:: La consegna ::
Trascrivi fedelmente, dal brano sulla separazione tra fede e morale, il passo che va da "Siamo di fronte" fino a "quelli del Vangelo.".

:: Estratto del testo ::
★ ★ ★
Veritatis splendor |
88 La contrapposizione, anzi la radicale dissociazione tra libertà e verità è conseguenza, manifestazione e compimento di un'altra più grave e deleteria dicotomia, quella che separa la fede dalla morale.
Questa separazione costituisce una delle più acute preoccupazioni pastorali della Chiesa nell'attuale processo di secolarismo, nel quale tanti, troppi uomini pensano e vivono « come se Dio non esistesse ».
Siamo di fronte ad una mentalità che coinvolge, spesso in modo profondo, vasto e capillare, gli atteggiamenti e i comportamenti degli stessi cristiani, la cui fede viene svigorita e perde la propria originalità di nuovo criterio interpretativo e operativo per l'esistenza personale, familiare e sociale.
In realtà, i criteri di giudizio e di scelta assunti dagli stessi credenti si presentano spesso, nel contesto di una cultura ampiamente scristianizzata, estranei o persino contrapposti a quelli del Vangelo.
Urge allora che i cristiani riscoprano la novità della loro fede e la sua forza di giudizio di fronte alla cultura dominante e invadente: « Se un tempo eravate tenebra - ci ammonisce l'apostolo Paolo -, ora siete luce nel Signore.
Comportatevi perciò come i figli della luce; il frutto della luce consiste in ogni bontà, giustizia e verità.
Cercate ciò che è gradito al Signore, e non partecipate alle opere infruttuose delle tenebre, ma piuttosto condannatele apertamente…
Vigilate dunque attentamente sulla vostra condotta, comportandovi non da stolti, ma da uomini saggi; profittando del tempo presente, perché i giorni sono cattivi » ( Ef 5,8-11.15-16; 1 Ts 5,4-8 ).
Urge ricuperare e riproporre il vero volto della fede cristiana, che non è semplicemente un insieme di proposizioni da accogliere e ratificare con la mente.
★ ★ ★
:: Dati forniti ::

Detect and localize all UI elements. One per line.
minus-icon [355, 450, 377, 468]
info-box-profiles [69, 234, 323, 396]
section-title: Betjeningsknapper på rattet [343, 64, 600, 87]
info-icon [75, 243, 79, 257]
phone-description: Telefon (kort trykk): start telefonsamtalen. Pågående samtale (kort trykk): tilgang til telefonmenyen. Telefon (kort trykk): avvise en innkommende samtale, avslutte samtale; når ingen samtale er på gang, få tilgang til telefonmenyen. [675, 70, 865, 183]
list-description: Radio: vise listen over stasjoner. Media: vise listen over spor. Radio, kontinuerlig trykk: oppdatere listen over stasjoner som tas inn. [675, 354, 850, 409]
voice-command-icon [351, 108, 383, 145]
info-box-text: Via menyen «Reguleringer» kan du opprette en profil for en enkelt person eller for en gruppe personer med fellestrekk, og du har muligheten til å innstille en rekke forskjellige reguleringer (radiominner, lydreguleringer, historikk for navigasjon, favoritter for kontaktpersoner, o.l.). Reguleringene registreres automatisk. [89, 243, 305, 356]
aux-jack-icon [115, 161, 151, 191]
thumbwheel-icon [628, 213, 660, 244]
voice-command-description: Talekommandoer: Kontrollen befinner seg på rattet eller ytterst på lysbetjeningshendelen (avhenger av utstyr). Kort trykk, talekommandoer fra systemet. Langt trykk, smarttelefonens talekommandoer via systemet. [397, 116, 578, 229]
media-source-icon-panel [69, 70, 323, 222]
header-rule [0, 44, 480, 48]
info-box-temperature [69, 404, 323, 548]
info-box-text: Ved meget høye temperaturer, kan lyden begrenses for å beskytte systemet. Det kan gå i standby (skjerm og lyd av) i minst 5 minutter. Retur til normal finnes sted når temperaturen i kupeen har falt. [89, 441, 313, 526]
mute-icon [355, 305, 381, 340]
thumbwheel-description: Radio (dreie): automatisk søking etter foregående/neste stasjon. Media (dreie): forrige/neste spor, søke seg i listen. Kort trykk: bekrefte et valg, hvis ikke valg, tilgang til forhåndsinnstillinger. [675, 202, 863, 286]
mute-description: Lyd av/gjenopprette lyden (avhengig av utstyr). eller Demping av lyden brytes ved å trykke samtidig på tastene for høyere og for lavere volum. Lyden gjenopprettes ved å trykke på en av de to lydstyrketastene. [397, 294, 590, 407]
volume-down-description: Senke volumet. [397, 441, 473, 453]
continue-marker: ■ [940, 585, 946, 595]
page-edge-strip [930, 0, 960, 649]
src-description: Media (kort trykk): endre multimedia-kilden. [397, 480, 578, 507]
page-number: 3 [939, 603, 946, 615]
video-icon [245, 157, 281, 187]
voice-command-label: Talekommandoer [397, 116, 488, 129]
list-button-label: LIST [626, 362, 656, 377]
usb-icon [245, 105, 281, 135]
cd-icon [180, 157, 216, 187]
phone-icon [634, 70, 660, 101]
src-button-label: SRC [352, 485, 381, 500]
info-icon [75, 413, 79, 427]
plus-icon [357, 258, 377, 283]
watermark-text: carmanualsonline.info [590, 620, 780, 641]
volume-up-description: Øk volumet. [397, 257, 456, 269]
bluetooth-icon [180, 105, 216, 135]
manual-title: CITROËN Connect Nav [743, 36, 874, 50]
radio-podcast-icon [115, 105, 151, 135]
★ ★ ★
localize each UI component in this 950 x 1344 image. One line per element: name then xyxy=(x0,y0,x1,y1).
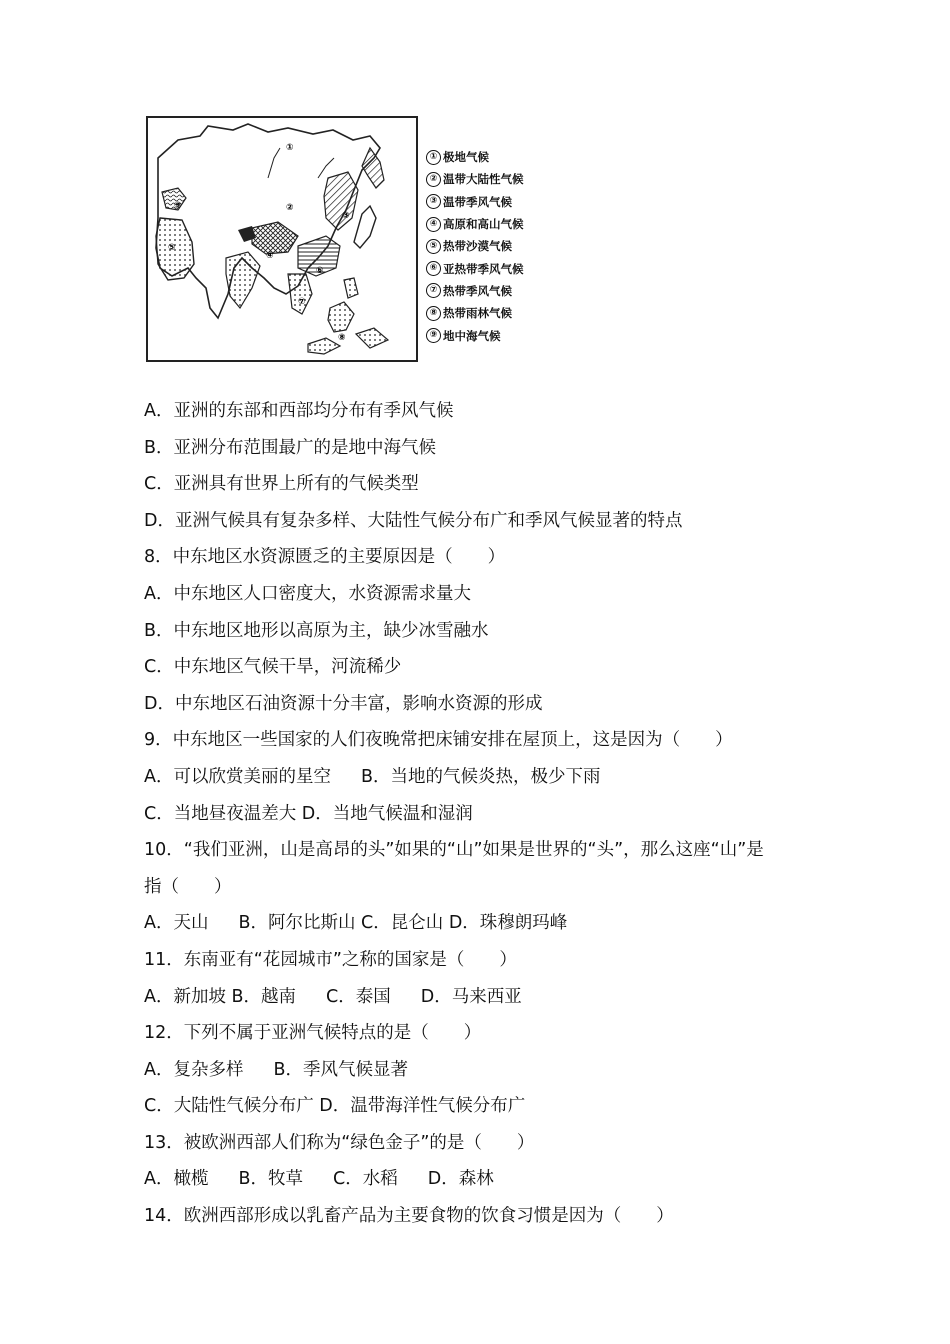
★ ★ ★
:: Risposta all'esercizio ::
Siamo di fronte ad una mentalità che coinvolge, spesso in modo profondo, vasto e capillare, gli atteggiamenti e i comportamenti degli stessi cristiani, la cui fede viene svigorita e perde la propria originalità di nuovo criterio interpretativo e operativo per l'esistenza personale, familiare e sociale.
In realtà, i criteri di giudizio e di scelta assunti dagli stessi credenti si presentano spesso, nel contesto di una cultura ampiamente scristianizzata, estranei o persino contrapposti a quelli del Vangelo.